● **Stated problem**: Repeat the data below verbatim, from the line with "Localize each UI" to the line with "sidebar-item-label: Directory [56, 189, 113, 205]", including both of those lines.

==================================================

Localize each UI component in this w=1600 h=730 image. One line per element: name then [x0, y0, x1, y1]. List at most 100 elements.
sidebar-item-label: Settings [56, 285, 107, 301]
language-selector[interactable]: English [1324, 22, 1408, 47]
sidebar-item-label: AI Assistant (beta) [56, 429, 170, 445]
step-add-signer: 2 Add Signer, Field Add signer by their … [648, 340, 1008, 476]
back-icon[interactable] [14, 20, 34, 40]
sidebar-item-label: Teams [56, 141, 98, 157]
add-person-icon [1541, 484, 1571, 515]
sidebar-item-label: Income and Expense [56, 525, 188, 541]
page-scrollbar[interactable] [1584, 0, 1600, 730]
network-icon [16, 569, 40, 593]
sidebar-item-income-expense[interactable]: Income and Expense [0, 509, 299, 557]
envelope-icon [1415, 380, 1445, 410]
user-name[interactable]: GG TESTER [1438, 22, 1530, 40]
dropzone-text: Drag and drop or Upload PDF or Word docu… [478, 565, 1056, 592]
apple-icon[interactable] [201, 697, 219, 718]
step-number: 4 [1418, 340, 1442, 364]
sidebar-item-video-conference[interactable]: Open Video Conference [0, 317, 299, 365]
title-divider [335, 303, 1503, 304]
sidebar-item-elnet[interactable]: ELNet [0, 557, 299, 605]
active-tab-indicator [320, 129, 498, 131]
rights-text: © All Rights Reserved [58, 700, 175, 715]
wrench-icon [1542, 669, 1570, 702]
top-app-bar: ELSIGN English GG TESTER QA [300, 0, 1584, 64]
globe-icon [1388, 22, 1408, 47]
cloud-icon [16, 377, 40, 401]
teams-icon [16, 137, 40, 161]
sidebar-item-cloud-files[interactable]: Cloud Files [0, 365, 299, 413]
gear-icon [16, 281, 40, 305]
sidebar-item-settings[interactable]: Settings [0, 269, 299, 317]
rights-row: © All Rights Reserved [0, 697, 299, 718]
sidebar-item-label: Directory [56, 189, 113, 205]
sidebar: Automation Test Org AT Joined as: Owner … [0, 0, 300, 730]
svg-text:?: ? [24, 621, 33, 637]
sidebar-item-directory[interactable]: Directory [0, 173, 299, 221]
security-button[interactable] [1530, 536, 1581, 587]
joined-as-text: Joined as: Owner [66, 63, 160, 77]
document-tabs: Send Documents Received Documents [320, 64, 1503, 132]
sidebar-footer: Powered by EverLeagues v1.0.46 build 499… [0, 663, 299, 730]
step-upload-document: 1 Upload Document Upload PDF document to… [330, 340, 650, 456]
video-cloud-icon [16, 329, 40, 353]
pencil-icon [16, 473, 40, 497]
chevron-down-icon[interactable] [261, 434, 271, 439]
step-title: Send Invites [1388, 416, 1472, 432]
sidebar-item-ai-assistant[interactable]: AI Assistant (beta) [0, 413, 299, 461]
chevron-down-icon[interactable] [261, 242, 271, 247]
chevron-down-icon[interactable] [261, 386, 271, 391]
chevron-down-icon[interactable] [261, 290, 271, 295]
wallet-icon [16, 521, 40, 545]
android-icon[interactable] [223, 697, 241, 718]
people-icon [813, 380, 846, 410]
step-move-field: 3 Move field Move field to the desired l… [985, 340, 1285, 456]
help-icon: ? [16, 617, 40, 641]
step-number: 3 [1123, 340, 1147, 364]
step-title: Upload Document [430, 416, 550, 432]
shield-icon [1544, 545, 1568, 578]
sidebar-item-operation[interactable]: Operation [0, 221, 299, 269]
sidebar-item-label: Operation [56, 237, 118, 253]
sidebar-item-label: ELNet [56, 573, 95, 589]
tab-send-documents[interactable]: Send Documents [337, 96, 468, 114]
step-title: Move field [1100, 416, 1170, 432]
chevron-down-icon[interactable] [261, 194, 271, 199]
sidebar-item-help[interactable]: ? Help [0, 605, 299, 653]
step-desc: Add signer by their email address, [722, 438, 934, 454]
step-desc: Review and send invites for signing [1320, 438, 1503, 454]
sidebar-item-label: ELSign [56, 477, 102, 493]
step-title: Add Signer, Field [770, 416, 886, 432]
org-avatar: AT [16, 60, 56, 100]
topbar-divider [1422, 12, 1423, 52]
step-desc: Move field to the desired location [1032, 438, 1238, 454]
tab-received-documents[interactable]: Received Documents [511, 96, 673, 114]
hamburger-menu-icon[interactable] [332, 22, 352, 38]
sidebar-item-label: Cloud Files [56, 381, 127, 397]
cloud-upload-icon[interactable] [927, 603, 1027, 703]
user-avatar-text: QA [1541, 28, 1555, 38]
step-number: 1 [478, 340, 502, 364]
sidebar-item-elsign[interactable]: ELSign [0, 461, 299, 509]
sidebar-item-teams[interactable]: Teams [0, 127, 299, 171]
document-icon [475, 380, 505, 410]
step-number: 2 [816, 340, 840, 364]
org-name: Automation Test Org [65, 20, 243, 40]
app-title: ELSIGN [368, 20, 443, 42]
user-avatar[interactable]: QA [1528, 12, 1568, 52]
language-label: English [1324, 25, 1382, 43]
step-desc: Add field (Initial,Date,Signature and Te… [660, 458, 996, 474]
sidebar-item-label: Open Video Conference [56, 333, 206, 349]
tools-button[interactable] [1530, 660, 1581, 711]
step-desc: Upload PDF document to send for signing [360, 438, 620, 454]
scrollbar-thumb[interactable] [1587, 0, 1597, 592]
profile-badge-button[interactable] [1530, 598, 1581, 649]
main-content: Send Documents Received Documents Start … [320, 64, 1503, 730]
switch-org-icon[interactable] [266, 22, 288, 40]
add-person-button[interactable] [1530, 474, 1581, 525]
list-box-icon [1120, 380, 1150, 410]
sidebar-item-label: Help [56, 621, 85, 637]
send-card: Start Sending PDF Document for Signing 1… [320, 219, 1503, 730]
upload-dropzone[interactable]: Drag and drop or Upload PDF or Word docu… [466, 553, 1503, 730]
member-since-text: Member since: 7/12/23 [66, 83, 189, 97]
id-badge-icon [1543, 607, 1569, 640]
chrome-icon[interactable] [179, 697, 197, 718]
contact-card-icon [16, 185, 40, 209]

==================================================

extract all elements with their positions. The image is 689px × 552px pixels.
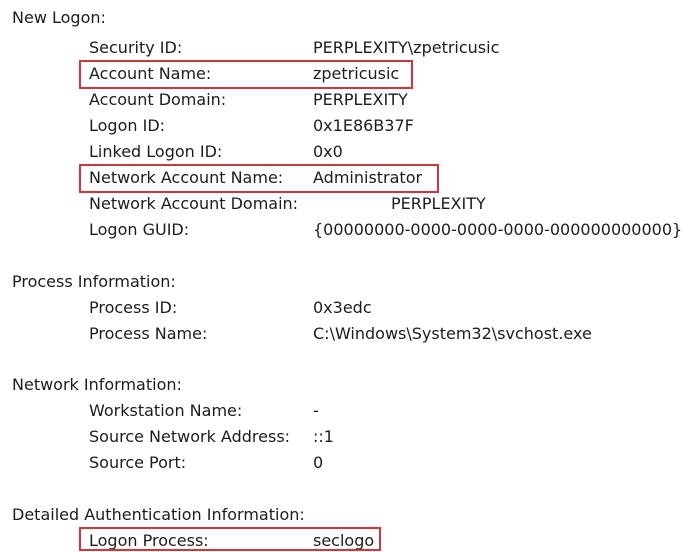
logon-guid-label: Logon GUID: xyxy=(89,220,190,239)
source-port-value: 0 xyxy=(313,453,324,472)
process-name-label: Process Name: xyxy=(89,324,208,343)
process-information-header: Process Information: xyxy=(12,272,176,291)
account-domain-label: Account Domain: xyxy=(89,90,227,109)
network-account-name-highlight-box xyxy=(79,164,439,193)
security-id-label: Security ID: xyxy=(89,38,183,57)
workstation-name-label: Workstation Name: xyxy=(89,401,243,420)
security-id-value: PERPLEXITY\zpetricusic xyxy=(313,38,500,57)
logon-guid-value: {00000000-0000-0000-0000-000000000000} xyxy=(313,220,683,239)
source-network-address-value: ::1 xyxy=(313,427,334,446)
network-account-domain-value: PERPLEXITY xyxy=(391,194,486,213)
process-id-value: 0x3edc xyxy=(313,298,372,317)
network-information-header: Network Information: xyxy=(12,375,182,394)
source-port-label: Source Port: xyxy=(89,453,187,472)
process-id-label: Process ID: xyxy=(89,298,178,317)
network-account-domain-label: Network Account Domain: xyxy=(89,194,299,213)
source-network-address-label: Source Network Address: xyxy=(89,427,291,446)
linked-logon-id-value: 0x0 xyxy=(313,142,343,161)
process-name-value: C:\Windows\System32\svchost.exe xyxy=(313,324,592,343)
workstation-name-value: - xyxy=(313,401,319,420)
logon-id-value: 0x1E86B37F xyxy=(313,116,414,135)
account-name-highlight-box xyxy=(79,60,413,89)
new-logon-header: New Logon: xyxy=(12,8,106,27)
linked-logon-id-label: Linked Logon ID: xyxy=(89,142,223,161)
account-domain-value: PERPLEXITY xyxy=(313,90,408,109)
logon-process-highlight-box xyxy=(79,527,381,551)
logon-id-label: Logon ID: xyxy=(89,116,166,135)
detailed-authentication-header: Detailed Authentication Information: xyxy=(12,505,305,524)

==================================================

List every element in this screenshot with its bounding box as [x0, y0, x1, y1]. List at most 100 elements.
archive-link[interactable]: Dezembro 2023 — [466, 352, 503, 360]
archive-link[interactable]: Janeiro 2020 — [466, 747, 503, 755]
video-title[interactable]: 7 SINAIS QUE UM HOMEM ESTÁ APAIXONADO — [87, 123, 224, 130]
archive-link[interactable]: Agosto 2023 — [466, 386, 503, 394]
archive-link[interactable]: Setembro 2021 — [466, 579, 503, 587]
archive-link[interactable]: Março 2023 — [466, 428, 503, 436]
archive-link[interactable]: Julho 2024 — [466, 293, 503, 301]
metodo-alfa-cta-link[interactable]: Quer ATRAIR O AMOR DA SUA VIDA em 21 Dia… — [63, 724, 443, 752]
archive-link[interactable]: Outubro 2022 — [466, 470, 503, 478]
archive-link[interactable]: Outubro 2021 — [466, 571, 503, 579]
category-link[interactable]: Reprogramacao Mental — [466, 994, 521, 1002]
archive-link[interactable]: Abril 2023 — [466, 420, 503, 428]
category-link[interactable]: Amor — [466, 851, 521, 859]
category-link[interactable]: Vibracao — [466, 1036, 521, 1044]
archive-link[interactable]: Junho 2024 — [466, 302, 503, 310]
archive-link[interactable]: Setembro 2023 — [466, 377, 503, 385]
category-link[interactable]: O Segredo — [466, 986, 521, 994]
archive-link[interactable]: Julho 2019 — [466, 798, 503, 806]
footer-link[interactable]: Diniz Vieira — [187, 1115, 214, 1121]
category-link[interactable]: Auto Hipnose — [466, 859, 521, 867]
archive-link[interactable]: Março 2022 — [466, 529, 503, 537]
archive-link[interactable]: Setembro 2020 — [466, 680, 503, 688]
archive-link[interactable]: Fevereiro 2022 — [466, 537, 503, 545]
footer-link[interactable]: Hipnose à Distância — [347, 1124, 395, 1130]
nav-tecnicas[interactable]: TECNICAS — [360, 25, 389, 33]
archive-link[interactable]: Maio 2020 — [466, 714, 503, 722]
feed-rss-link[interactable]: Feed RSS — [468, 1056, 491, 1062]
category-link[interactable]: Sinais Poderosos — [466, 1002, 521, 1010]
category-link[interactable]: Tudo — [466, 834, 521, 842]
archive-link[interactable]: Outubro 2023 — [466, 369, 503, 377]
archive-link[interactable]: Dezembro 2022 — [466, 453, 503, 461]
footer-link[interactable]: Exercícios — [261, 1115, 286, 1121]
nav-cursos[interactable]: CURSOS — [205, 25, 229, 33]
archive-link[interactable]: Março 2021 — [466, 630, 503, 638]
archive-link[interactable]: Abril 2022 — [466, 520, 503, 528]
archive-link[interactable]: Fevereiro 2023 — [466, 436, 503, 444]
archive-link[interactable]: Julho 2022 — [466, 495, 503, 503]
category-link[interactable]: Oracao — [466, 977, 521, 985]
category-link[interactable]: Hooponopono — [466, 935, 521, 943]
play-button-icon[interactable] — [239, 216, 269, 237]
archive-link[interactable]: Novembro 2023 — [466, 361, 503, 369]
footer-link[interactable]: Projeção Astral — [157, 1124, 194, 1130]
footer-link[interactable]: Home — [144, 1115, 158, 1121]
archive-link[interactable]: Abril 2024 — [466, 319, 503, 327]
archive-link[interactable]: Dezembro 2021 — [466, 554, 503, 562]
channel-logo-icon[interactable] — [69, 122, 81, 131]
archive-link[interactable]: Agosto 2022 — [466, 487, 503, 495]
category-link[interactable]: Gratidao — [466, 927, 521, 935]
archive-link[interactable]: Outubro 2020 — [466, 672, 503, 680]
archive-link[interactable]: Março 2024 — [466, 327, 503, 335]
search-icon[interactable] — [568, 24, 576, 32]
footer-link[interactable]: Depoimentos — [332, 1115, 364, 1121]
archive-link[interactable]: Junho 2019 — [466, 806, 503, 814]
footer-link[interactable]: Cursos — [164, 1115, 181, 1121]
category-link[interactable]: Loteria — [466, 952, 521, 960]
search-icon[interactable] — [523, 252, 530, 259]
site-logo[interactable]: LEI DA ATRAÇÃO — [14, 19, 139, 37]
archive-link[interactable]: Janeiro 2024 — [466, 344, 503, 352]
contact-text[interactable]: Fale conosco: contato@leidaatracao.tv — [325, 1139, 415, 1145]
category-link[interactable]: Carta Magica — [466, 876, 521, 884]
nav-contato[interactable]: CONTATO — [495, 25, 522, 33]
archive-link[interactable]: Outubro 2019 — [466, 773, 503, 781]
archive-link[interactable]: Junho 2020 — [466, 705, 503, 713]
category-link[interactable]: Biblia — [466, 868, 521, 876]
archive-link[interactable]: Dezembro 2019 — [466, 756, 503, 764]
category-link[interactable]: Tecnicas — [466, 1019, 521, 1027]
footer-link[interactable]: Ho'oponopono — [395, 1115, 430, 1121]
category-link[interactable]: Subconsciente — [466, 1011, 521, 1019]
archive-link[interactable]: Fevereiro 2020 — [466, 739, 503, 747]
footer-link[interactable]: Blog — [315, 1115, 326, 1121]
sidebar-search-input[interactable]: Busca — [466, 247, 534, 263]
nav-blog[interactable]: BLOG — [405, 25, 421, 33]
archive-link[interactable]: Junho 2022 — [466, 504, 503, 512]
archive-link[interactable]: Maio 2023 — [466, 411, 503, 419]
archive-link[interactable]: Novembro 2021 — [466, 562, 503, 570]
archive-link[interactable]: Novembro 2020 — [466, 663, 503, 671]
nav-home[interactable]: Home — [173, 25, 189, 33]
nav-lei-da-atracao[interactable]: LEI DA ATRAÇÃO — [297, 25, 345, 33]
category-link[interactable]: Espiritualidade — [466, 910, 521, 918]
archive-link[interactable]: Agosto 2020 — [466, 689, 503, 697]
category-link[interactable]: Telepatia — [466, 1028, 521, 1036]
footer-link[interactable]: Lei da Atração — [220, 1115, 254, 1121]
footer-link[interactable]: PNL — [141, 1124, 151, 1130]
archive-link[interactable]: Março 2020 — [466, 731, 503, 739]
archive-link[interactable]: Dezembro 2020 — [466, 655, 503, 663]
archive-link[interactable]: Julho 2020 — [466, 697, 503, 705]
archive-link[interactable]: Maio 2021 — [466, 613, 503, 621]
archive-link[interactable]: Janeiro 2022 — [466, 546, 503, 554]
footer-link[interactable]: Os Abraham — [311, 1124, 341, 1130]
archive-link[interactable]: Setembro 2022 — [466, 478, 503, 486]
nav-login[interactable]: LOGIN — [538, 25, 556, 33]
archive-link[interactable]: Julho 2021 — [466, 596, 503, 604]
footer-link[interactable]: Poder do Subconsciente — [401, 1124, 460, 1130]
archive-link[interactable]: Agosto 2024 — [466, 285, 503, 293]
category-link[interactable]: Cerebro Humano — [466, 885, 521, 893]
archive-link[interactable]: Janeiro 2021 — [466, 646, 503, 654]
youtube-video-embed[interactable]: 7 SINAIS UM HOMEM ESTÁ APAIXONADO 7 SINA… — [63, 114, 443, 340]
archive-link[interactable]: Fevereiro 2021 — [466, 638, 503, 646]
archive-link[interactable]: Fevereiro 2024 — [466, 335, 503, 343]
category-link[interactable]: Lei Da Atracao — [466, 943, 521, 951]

==================================================

● **Answer to this problem**:
Localize each UI component in this w=1600 h=730 image. One line per element: name then [x0, y0, x1, y1]. List at most 100 elements.
sidebar-item-label: Settings [56, 285, 107, 301]
language-selector[interactable]: English [1324, 22, 1408, 47]
sidebar-item-label: AI Assistant (beta) [56, 429, 170, 445]
step-add-signer: 2 Add Signer, Field Add signer by their … [648, 340, 1008, 476]
back-icon[interactable] [14, 20, 34, 40]
sidebar-item-label: Teams [56, 141, 98, 157]
add-person-icon [1541, 484, 1571, 515]
sidebar-item-label: Income and Expense [56, 525, 188, 541]
page-scrollbar[interactable] [1584, 0, 1600, 730]
network-icon [16, 569, 40, 593]
sidebar-item-income-expense[interactable]: Income and Expense [0, 509, 299, 557]
envelope-icon [1415, 380, 1445, 410]
user-name[interactable]: GG TESTER [1438, 22, 1530, 40]
dropzone-text: Drag and drop or Upload PDF or Word docu… [478, 565, 1056, 592]
apple-icon[interactable] [201, 697, 219, 718]
step-number: 4 [1418, 340, 1442, 364]
sidebar-item-video-conference[interactable]: Open Video Conference [0, 317, 299, 365]
title-divider [335, 303, 1503, 304]
sidebar-item-elnet[interactable]: ELNet [0, 557, 299, 605]
active-tab-indicator [320, 129, 498, 131]
rights-text: © All Rights Reserved [58, 700, 175, 715]
wrench-icon [1542, 669, 1570, 702]
top-app-bar: ELSIGN English GG TESTER QA [300, 0, 1584, 64]
globe-icon [1388, 22, 1408, 47]
cloud-icon [16, 377, 40, 401]
teams-icon [16, 137, 40, 161]
sidebar-item-cloud-files[interactable]: Cloud Files [0, 365, 299, 413]
gear-icon [16, 281, 40, 305]
sidebar-item-settings[interactable]: Settings [0, 269, 299, 317]
rights-row: © All Rights Reserved [0, 697, 299, 718]
sidebar-item-label: Directory [56, 189, 113, 205]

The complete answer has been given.